Answer with a single number, the count of lines holding the word "true".

▶ Input rows:
---
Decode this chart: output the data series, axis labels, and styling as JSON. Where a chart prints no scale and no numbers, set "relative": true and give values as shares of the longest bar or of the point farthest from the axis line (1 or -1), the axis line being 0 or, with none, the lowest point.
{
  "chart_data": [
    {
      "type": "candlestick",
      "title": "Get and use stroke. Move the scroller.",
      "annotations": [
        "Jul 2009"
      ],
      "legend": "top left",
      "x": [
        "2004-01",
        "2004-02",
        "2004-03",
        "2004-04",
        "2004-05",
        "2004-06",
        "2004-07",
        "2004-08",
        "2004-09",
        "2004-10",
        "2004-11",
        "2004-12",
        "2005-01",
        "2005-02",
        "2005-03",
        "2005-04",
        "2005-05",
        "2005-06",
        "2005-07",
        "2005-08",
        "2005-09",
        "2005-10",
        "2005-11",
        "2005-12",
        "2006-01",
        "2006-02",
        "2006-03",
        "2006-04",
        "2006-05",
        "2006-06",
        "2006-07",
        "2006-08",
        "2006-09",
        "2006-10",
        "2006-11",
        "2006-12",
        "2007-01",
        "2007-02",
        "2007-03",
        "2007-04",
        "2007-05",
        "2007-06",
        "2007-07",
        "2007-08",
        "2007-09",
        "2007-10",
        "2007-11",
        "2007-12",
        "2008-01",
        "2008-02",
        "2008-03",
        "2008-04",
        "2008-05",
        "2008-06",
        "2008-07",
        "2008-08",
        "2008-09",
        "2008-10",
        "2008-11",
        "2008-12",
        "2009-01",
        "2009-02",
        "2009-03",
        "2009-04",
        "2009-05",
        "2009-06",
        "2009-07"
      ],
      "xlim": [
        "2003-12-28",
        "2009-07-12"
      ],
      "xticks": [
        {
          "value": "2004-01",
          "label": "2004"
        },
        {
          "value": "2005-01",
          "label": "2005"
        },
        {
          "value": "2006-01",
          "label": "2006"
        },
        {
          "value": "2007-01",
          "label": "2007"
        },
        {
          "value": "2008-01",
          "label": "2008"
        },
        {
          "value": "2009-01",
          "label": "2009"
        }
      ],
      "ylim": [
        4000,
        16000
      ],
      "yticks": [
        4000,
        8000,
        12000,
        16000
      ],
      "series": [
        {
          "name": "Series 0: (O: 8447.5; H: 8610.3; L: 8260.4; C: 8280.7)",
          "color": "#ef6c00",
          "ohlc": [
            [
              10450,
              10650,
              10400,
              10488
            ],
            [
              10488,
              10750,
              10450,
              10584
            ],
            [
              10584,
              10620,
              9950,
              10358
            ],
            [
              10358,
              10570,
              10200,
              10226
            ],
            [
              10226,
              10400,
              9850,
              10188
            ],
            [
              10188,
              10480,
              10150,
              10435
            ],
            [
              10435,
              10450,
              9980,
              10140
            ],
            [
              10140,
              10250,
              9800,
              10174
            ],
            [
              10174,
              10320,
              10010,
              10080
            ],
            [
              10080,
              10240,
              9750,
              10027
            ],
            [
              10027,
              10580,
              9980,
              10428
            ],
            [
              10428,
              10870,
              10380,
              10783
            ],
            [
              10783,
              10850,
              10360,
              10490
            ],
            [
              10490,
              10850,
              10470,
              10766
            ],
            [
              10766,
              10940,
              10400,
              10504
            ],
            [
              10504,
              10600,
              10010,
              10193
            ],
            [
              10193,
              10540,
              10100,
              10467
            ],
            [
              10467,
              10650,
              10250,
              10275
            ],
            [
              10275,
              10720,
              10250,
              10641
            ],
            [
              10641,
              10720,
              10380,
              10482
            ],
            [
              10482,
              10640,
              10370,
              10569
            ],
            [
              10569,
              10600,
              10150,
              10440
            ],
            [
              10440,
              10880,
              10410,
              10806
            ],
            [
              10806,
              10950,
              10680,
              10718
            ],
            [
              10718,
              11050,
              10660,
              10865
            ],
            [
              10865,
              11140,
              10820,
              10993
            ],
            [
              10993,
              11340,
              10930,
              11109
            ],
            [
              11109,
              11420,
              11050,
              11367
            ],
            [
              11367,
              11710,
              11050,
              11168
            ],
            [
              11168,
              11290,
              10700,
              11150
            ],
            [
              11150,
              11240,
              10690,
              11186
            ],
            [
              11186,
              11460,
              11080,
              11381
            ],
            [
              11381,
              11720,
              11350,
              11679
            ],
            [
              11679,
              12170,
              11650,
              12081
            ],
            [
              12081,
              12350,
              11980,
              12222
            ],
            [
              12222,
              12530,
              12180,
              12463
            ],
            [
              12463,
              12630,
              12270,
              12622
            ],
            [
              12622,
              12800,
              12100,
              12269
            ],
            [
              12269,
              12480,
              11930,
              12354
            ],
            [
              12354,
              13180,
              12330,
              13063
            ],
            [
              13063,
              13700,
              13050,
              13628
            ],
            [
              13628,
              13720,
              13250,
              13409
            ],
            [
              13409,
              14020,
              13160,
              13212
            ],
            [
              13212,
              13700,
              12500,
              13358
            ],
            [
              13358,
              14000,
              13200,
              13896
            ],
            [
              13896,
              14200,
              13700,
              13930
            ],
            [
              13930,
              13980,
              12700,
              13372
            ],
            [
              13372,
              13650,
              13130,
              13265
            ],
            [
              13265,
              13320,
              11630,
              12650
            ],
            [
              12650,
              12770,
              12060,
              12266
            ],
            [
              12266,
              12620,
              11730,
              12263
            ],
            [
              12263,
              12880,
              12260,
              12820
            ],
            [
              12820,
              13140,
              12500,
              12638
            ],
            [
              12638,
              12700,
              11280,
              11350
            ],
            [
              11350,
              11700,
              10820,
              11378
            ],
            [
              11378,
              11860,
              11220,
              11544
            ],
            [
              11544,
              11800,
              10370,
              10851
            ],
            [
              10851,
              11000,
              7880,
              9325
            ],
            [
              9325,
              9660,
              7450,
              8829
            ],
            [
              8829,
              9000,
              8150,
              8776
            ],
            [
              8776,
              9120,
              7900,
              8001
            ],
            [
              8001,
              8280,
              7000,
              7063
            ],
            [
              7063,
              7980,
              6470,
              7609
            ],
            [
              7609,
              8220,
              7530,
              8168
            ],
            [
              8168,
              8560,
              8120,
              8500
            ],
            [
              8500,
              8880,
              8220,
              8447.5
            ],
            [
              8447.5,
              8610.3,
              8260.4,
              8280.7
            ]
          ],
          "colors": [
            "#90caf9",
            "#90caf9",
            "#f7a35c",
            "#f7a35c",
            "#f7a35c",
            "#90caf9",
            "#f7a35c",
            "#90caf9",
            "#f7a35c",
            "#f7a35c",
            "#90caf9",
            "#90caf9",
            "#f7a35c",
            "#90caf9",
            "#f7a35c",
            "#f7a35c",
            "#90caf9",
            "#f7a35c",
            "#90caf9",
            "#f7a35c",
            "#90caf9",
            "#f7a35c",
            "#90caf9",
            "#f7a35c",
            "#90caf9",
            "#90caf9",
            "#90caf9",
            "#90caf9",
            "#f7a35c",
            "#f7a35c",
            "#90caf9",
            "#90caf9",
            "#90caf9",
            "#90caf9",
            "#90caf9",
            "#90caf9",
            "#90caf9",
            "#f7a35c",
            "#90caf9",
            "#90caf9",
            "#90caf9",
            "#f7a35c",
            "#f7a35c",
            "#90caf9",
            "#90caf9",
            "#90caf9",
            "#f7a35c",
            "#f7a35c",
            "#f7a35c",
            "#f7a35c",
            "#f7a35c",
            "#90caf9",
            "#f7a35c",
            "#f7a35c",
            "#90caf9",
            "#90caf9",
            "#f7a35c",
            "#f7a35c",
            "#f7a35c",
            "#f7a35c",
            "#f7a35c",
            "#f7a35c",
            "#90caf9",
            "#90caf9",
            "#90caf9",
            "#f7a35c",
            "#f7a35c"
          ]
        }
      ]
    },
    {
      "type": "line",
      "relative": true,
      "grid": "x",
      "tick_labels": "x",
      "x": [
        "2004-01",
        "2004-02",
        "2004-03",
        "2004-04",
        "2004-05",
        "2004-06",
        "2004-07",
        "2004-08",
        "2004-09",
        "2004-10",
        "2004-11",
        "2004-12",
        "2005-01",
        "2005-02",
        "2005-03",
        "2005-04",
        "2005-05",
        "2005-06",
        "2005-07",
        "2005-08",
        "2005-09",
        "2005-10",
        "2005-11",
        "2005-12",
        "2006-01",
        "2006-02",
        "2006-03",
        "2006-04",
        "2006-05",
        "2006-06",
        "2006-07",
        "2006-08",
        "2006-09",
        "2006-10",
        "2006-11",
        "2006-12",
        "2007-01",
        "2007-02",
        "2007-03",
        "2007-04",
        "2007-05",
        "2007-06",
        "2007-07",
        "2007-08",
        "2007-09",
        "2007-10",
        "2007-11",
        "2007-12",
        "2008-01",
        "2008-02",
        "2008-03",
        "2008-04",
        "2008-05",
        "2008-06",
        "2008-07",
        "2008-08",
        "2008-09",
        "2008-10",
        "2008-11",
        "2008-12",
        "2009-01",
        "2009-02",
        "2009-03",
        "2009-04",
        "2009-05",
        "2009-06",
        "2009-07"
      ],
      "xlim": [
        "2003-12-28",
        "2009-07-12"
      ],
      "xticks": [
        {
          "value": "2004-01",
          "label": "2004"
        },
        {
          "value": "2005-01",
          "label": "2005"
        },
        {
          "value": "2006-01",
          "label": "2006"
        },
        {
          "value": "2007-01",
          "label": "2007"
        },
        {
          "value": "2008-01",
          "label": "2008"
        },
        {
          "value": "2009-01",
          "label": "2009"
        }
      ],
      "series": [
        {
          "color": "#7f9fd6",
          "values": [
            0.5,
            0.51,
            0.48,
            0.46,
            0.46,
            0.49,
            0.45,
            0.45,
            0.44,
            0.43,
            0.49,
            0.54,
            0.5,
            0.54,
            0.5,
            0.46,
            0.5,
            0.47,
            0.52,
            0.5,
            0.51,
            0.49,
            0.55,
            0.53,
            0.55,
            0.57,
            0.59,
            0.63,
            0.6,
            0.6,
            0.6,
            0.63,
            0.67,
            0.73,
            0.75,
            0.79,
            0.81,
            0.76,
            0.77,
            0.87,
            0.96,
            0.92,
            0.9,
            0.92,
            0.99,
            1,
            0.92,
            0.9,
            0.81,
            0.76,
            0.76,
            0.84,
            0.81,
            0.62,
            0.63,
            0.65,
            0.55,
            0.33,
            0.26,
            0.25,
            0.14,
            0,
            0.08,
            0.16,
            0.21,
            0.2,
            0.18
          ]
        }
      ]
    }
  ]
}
---
▶ Finished exercise:
2